#### [Soal]
Tolong lanjutkan artikel tentang restoran kosher milik seorang Muslim di Long Island yang menjembatani komunitas Muslim dan Yahudi, mulai setelah kalimat terakhirnya.

#### [Teks yang Diberikan]
Tautan-tautan Akses

Restoran Jadi Jembatan Komunikasi Muslim dan Yahudi di AS


Sepiring pain au chocolats terlihat di sebuah toko roti, sebagai ilustrasi. (Foto: AP/Christophe Ena)
Sepiring pain au chocolats terlihat di sebuah toko roti, sebagai ilustrasi. (Foto: AP/Christophe Ena)

Seorang Muslim di Amerika mencoba membangun jembatan komunikasi antara komunitas Yahudi dan Muslim melalui sebuah restoran sekaligus toko kue di Long Island, New York. Restoran itu menyajikan makanan halal tidak hanya untuk Yahudi tapi juga Muslim.

Ketika membeli restoran Beach Bakery and Grand Café dua tahun lalu, Rashid Sulehri sebetulnya ragu. Ia khawatir dengan reaksi komunitas Yahudi di kawasan Pantai Westhampton, Long Island, terhadap dirinya, seorang Muslim, dan kepemilikannya atas kafe yang jadi kebanggaan warga Yahudi setempat.

“Awalnya, reaksinya beragam. Namun, kemudian orang-orang menyukainya setelah saya mempertahankannya sebagai restoran atau kafe kosher. Sambutannya luar biasa. Belum pernah saya memiliki bisnis seberhasil ini," kata Sulehri.

Sulehri memang mempertahankan sertifikat kosher -- atau halal dalam ajaran Yahudi – untuk restoran tersebut tidak hanya untuk alasan bisnis, namun juga pengabdian sosial. Ia mengetahui pasti, restoran itu merupakan satu-satunya lokasi utama warga Yahudi bersosialisasi di luar sinagoga. Menutup restoran itu dan mengubahnya menjadi sebuah restoran yang sama sekali berbeda sama saja dengan mengancam eksistensi komunitas Yahudi setempat.

March Schneier, rabi populer di kawasan West Hampton, mengaku senang dengan keputusan Sulehri.

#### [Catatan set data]
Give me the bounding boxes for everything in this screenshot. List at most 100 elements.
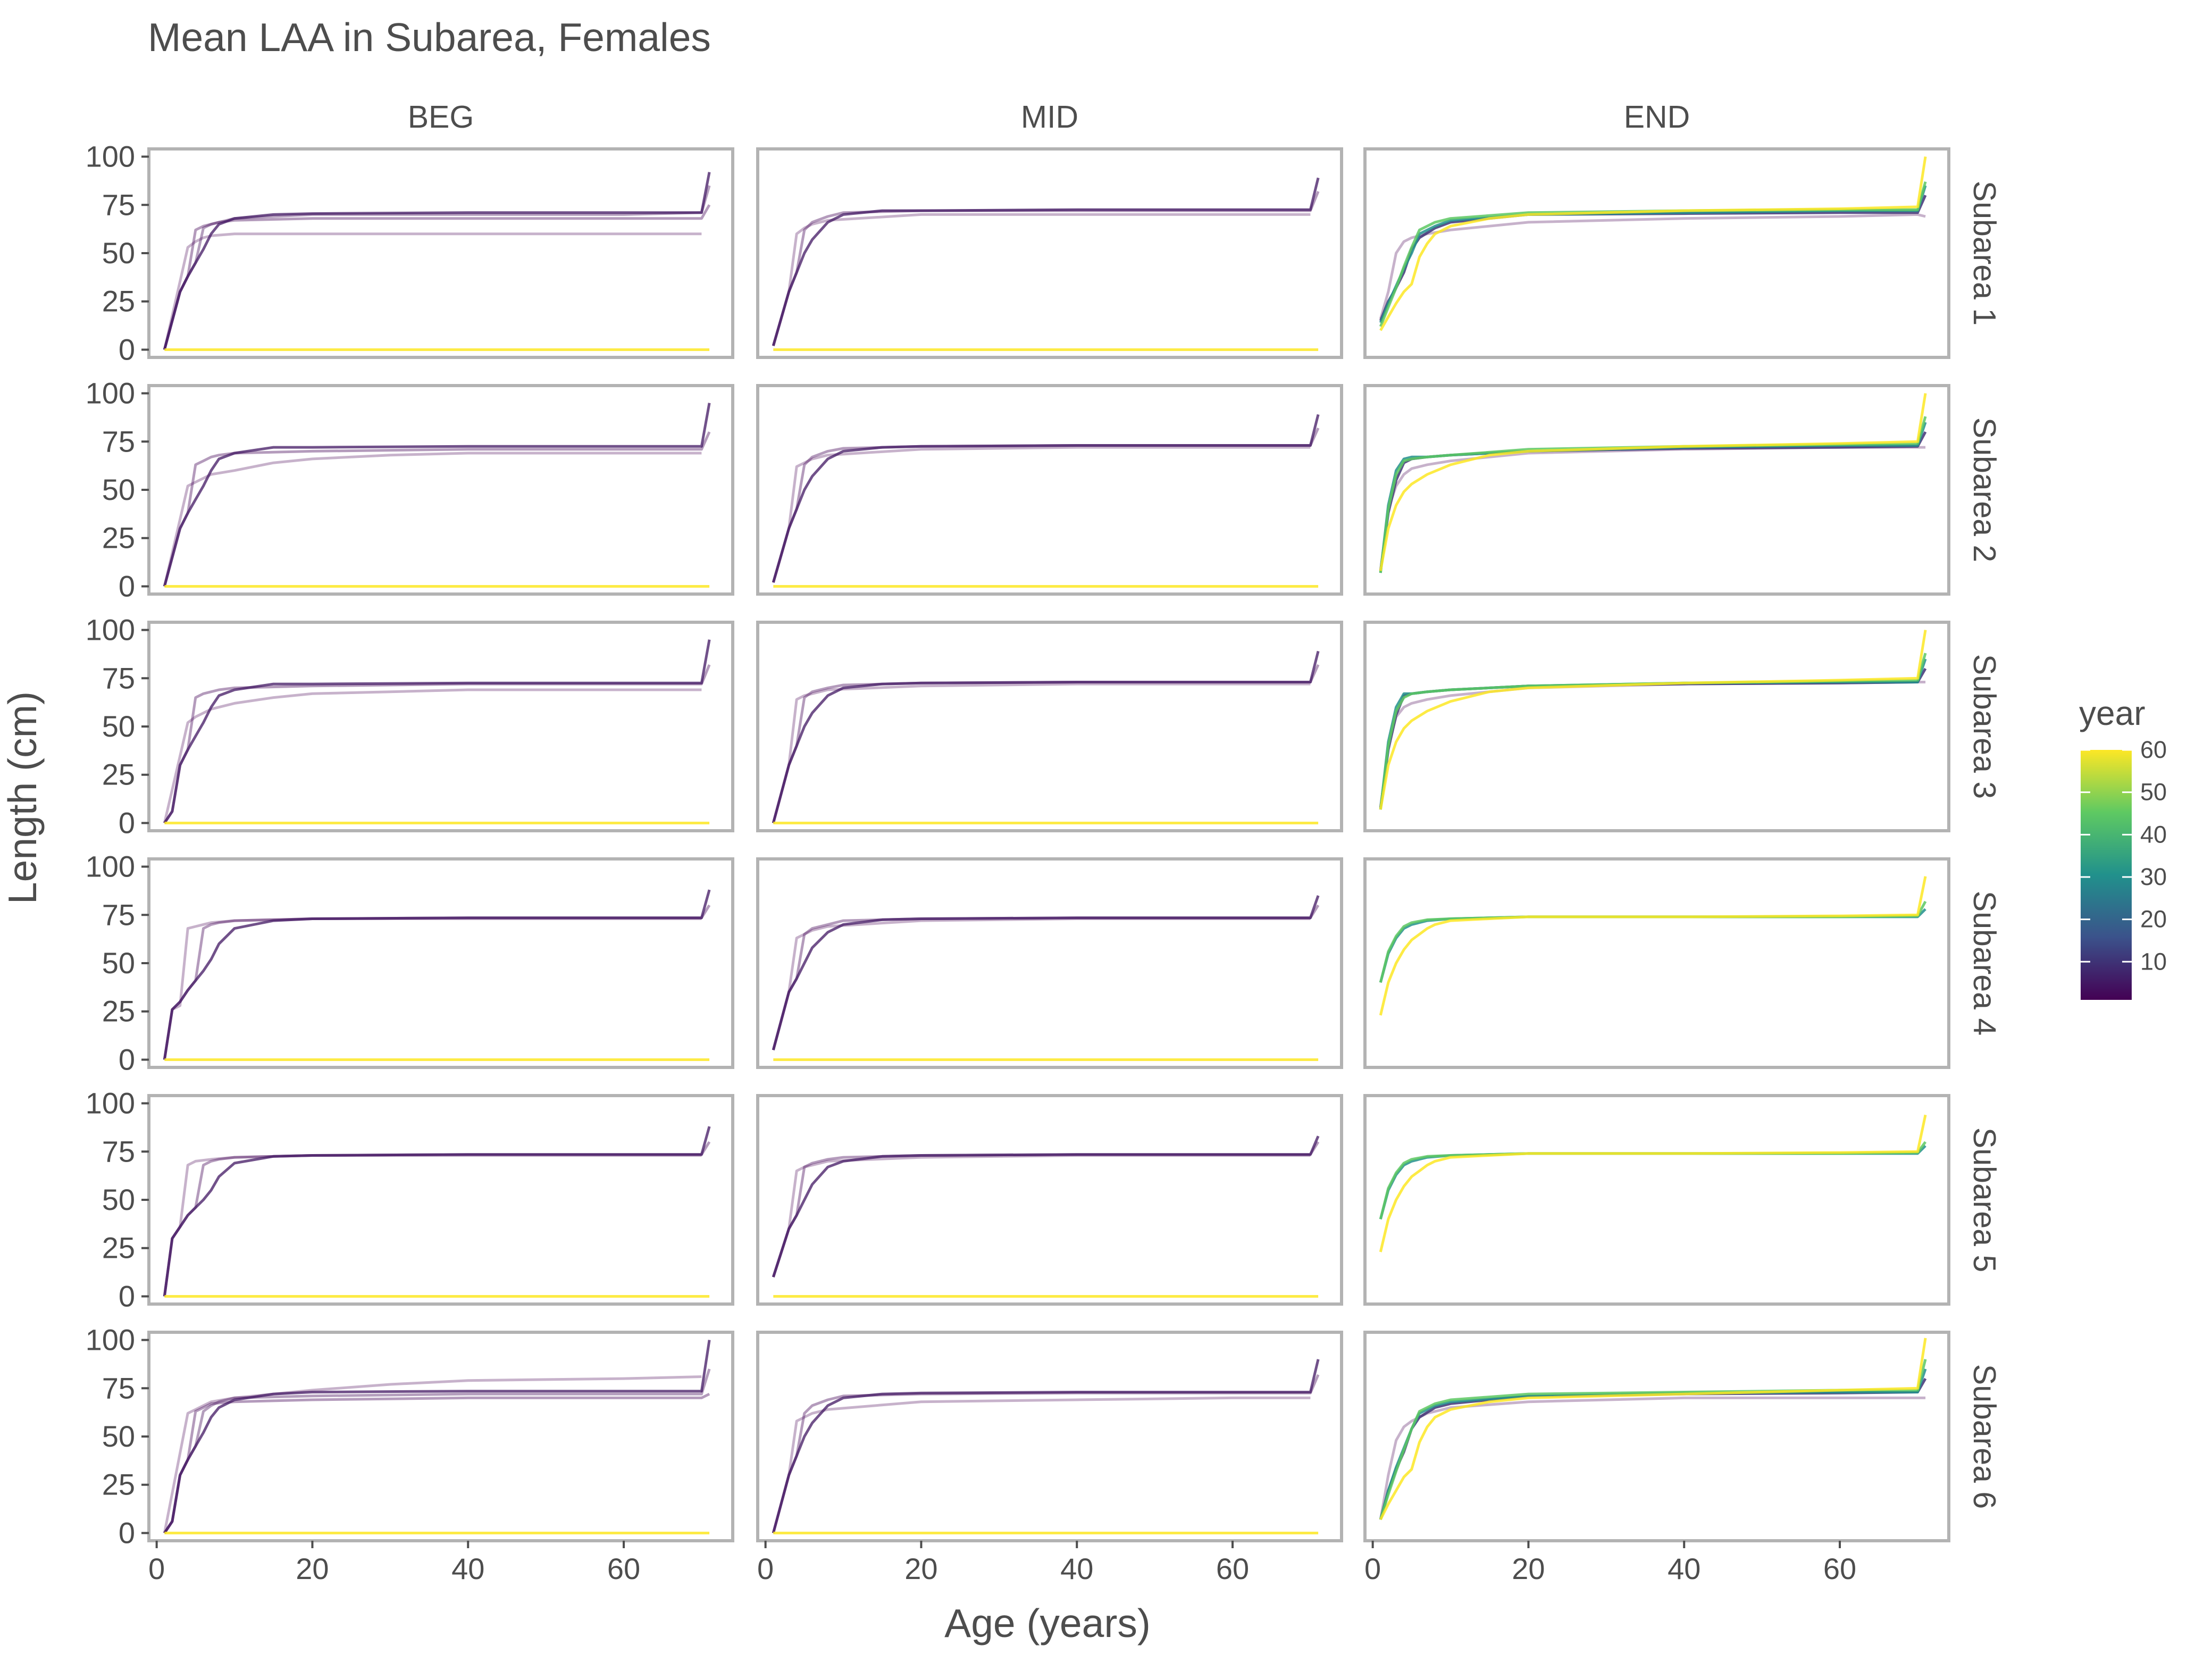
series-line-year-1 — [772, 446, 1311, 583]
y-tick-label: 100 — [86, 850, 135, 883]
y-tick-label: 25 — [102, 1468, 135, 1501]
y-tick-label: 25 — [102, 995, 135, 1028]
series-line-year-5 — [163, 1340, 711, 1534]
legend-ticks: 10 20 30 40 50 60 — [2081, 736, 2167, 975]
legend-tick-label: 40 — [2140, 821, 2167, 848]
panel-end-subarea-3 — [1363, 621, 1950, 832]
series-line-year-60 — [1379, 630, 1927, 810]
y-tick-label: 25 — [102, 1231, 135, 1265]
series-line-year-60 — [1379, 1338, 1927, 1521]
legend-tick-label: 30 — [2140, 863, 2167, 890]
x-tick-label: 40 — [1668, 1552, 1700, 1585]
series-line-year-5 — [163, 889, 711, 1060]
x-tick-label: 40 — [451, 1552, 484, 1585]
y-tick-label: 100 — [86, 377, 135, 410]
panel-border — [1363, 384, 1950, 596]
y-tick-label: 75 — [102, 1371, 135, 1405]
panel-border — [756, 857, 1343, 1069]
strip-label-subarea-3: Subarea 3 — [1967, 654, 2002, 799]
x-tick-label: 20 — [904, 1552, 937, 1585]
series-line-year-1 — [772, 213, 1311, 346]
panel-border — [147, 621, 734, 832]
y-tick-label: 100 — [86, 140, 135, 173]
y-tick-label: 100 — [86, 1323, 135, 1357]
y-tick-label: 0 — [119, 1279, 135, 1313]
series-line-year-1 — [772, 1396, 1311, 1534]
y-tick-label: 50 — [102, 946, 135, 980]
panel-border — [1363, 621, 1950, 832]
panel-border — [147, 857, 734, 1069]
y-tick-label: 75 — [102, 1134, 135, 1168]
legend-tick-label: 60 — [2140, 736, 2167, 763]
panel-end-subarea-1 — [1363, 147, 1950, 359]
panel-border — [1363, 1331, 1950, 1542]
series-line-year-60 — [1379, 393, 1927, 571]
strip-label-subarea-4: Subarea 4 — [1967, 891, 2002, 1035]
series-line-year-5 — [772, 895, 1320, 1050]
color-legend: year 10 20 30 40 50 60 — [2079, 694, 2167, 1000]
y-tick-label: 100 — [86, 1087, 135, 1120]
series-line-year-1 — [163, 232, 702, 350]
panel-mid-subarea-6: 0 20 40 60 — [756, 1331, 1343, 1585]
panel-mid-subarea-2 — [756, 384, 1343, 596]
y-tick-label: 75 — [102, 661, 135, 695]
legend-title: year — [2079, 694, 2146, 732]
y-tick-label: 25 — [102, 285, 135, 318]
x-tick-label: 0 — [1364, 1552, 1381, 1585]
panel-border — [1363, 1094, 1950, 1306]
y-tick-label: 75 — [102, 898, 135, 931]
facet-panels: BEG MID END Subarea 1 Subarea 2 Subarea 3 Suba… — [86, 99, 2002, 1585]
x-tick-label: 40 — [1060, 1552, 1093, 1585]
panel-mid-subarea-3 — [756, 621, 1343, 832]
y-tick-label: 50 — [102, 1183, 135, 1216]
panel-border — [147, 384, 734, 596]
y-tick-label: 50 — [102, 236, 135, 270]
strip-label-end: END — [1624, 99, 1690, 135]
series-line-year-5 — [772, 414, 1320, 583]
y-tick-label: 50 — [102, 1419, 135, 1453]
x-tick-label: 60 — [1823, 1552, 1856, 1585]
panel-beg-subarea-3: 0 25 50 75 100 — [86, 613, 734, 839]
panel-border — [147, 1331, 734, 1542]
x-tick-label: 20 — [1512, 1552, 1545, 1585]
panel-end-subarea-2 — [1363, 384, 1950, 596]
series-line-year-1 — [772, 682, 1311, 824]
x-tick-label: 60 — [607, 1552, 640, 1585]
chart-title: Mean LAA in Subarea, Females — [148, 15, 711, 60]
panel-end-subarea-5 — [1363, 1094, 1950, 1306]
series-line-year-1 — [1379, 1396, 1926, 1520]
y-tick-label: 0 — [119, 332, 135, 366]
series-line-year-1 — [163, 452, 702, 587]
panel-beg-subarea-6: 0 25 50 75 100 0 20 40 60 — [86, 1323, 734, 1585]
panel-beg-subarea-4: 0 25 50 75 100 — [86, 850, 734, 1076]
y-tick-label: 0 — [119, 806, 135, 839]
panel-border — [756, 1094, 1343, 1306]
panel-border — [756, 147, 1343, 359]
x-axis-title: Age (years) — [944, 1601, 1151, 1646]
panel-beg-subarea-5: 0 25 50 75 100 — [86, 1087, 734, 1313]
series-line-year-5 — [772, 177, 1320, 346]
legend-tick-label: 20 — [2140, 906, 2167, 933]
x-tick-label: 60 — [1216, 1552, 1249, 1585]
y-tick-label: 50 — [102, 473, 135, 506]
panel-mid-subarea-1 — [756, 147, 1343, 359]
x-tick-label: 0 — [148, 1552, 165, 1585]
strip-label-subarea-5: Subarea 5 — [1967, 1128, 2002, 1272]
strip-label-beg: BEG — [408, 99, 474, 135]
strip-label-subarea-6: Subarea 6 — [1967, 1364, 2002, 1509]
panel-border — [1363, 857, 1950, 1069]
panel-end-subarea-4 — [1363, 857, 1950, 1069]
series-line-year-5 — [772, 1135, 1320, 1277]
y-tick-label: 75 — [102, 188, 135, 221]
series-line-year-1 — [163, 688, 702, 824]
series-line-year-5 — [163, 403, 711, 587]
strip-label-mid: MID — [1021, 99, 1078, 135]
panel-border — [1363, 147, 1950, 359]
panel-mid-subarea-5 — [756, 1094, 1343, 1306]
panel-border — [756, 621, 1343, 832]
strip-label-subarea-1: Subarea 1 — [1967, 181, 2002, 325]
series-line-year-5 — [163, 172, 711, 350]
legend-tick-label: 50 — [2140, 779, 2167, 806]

--

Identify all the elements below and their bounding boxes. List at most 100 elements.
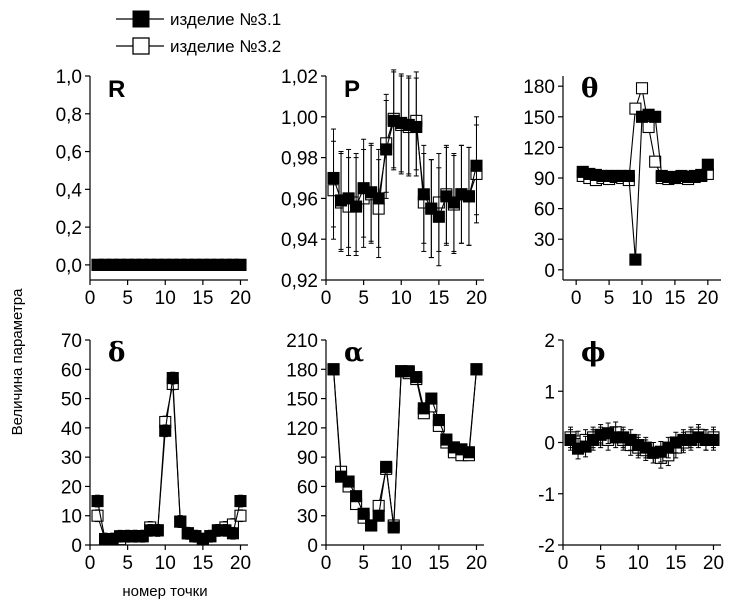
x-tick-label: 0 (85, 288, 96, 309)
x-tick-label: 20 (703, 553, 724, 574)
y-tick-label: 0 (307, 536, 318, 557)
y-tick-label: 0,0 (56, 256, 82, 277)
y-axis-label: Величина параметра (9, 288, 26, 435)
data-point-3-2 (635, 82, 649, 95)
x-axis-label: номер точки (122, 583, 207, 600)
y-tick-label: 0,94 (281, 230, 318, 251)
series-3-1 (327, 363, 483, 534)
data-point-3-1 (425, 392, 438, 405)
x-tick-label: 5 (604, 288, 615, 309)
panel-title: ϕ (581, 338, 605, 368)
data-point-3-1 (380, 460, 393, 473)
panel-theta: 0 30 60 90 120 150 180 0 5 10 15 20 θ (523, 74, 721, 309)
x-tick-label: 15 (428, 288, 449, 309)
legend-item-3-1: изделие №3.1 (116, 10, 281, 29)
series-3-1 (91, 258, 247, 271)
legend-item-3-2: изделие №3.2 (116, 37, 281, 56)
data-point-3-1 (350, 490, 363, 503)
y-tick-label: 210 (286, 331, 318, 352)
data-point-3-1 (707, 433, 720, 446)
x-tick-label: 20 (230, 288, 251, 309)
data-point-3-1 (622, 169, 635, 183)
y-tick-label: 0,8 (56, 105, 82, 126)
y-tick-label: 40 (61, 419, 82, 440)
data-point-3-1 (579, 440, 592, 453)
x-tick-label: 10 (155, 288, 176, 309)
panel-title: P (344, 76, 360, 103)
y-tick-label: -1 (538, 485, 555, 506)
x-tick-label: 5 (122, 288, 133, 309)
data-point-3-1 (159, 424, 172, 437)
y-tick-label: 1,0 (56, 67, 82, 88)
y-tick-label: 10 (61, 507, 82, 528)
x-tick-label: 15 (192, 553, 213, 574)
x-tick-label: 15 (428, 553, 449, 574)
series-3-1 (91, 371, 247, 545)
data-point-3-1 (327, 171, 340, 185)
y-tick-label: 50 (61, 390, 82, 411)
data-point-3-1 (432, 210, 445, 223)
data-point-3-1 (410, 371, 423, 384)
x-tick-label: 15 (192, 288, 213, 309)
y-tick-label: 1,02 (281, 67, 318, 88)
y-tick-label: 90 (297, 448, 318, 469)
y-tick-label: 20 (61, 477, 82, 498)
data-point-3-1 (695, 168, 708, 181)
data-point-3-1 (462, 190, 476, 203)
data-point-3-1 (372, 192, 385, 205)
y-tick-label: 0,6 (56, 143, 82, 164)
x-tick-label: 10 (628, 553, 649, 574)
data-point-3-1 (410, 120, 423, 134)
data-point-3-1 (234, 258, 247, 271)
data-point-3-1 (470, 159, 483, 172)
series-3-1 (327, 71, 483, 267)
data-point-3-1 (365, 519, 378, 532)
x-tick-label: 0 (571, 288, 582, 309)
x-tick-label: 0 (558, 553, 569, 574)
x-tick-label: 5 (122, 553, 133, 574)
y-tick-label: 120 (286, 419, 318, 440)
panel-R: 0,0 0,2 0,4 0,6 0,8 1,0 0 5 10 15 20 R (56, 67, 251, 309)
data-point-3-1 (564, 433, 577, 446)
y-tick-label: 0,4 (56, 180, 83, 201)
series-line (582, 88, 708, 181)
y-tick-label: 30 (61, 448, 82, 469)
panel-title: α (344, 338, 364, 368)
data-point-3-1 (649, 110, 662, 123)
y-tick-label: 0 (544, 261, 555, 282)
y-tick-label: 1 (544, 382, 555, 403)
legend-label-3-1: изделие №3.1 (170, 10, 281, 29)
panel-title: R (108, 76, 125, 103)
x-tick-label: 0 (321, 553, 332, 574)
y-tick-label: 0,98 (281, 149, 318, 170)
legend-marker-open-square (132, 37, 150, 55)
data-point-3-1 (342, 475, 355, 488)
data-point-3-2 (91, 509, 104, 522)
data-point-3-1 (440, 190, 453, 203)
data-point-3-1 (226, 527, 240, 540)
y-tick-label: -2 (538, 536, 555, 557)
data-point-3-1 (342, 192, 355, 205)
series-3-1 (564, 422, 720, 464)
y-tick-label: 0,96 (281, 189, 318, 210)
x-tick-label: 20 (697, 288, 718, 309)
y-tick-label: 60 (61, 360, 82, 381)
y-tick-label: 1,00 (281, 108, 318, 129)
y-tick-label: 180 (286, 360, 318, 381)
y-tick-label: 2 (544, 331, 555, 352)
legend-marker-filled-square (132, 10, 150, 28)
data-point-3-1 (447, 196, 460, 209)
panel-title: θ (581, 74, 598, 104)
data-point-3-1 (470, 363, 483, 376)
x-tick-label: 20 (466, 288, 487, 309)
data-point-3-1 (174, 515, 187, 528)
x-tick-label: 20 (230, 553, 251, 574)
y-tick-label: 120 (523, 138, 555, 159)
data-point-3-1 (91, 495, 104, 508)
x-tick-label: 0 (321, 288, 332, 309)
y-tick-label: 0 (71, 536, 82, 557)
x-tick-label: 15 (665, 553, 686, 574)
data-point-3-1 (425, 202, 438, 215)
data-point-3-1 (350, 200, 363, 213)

#### [Jawaban]
Komunitas Yahudi dan Muslim membangun komunikasi melalui sebuah restoran sekaligus toko kue di Long Island, New York. (Foto: VOA)
Komunitas Yahudi dan Muslim membangun komunikasi melalui sebuah restoran sekaligus toko kue di Long Island, New York. (Foto: VOA)

“Ini satu-satunya restoran kosher dalam radius 120 kilometer. Tentu saya senang dengan keputusan Sulehri. Makanan pada prinsipnya adalah makanan. Kita sesama umat manusia seharusnya tidak mempersoalkan siapa pemiliknya," kata Schneier.

Zach Boom, seorang Yahudi, juga merasa senang. Keputusan Sulehri, katanya, mencerminkan betapa bersatunya komunitas setempat.

“Senang karena ada orang yang melihat peluang dan tidak menyia-nyiakannya. Senang juga karena orang-orang menerima kehadirannya tanpa mempersoalkan apa latar belakangnya. Ini seperti menunjukkan keragaman yang sesungguhnya di Amerika. Ini menunjukkan betapa bersatunya warga West Hampton," kata Boom.

Sulehri juga menghadirkan pelanggan baru di restorannya, yakni komunitas Muslim. Selain menawarkan makanan kosher, ia juga menawarkan makanan halal di restoran itu bagi para Muslim.

Muhammad Ullah, seorang Muslim, bersyukur atas kehadiran Beach Bakery and Grand Café yang mencoba merangkul komunitas Yahudi dan Muslim.

“Sungguh luar biasa. Pemilik restoran ini membangun jembatan antara komunitas Muslim dan komunitas Yahudi. Sungguh luar biasa," katanya.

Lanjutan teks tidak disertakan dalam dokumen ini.